Retype all the records with nothing changed.

Excerpt from a dataset
________________________________________
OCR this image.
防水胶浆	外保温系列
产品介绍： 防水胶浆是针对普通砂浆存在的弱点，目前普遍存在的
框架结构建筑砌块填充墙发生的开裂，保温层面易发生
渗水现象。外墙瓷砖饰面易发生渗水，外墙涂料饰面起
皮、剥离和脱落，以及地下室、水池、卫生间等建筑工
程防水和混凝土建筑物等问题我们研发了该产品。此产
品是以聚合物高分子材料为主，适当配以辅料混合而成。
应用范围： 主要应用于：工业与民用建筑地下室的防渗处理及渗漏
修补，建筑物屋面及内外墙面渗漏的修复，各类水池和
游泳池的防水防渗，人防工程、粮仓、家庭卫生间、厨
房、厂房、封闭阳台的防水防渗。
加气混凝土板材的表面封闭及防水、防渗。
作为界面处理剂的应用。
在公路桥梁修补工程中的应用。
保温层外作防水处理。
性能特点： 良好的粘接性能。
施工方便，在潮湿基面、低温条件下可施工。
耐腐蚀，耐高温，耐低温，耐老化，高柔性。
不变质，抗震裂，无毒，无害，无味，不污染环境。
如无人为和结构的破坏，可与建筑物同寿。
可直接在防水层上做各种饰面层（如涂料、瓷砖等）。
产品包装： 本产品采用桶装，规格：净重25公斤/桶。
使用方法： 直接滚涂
________________________________________
SOLUTION:
OCR this image.
防水胶浆	外保温系列
产品介绍： 防水胶浆是针对普通砂浆存在的弱点，目前普遍存在的
框架结构建筑砌块填充墙发生的开裂，保温层面易发生
渗水现象。外墙瓷砖饰面易发生渗水，外墙涂料饰面起
皮、剥离和脱落，以及地下室、水池、卫生间等建筑工
程防水和混凝土建筑物等问题我们研发了该产品。此产
品是以聚合物高分子材料为主，适当配以辅料混合而成。
应用范围： 主要应用于：工业与民用建筑地下室的防渗处理及渗漏
修补，建筑物屋面及内外墙面渗漏的修复，各类水池和
游泳池的防水防渗，人防工程、粮仓、家庭卫生间、厨
房、厂房、封闭阳台的防水防渗。
加气混凝土板材的表面封闭及防水、防渗。
作为界面处理剂的应用。
在公路桥梁修补工程中的应用。
保温层外作防水处理。
性能特点： 良好的粘接性能。
施工方便，在潮湿基面、低温条件下可施工。
耐腐蚀，耐高温，耐低温，耐老化，高柔性。
不变质，抗震裂，无毒，无害，无味，不污染环境。
如无人为和结构的破坏，可与建筑物同寿。
可直接在防水层上做各种饰面层（如涂料、瓷砖等）。
产品包装： 本产品采用桶装，规格：净重25公斤/桶。
使用方法： 直接滚涂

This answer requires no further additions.